# [BRIEF]
Check every line of the entries below for the word "this", and copy the ones that have it.

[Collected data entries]
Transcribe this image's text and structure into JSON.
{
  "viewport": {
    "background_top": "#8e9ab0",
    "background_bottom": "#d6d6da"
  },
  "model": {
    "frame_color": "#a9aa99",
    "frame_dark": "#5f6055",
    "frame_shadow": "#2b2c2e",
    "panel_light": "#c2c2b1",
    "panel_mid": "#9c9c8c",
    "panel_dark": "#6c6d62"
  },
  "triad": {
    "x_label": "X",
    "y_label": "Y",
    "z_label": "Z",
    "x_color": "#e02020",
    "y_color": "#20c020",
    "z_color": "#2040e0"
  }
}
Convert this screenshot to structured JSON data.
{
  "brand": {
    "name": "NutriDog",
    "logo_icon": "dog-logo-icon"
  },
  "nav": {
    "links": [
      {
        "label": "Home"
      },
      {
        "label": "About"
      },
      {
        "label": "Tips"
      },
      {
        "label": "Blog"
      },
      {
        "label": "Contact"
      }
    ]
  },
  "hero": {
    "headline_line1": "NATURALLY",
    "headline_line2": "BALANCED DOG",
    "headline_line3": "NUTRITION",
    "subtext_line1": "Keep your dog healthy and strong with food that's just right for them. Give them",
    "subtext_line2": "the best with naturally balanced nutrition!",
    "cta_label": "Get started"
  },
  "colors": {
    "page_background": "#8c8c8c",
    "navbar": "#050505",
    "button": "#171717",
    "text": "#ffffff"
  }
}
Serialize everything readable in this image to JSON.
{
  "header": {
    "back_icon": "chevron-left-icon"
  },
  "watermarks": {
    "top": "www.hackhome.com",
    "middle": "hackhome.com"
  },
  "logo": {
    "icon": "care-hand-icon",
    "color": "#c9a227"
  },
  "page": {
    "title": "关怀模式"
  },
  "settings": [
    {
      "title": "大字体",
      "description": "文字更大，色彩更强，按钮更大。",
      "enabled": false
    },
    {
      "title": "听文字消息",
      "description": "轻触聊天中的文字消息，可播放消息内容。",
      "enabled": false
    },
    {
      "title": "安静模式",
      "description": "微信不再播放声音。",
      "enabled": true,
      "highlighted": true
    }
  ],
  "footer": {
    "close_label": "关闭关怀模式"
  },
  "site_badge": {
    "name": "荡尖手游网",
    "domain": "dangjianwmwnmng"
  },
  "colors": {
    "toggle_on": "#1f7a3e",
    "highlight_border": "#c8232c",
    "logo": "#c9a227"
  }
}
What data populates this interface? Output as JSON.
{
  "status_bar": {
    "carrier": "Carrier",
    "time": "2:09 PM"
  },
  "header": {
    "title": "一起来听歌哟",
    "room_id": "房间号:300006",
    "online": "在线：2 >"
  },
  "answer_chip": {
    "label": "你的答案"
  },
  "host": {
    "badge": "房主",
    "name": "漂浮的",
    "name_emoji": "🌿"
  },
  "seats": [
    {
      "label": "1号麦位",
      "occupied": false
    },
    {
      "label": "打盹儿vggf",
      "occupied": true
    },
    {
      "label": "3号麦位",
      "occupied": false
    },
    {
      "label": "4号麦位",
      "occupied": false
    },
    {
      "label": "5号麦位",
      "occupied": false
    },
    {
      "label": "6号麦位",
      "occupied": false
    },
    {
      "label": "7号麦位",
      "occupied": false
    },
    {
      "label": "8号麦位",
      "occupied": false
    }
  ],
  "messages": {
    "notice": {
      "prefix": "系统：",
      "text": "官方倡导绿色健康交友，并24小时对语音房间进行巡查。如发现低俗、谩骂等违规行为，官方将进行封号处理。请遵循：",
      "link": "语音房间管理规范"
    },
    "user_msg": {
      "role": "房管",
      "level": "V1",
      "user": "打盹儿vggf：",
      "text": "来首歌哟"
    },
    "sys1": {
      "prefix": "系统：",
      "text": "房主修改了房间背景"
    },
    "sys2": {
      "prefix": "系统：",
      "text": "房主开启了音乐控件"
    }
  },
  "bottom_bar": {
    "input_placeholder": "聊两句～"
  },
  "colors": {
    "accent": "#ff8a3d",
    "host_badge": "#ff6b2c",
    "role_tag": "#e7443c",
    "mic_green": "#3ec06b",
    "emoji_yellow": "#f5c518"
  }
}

# [SOLUTION]
Transcribe this image's text and structure into JSON.
Convert this screenshot to structured JSON data.
Serialize everything readable in this image to JSON.
What data populates this interface? Output as JSON.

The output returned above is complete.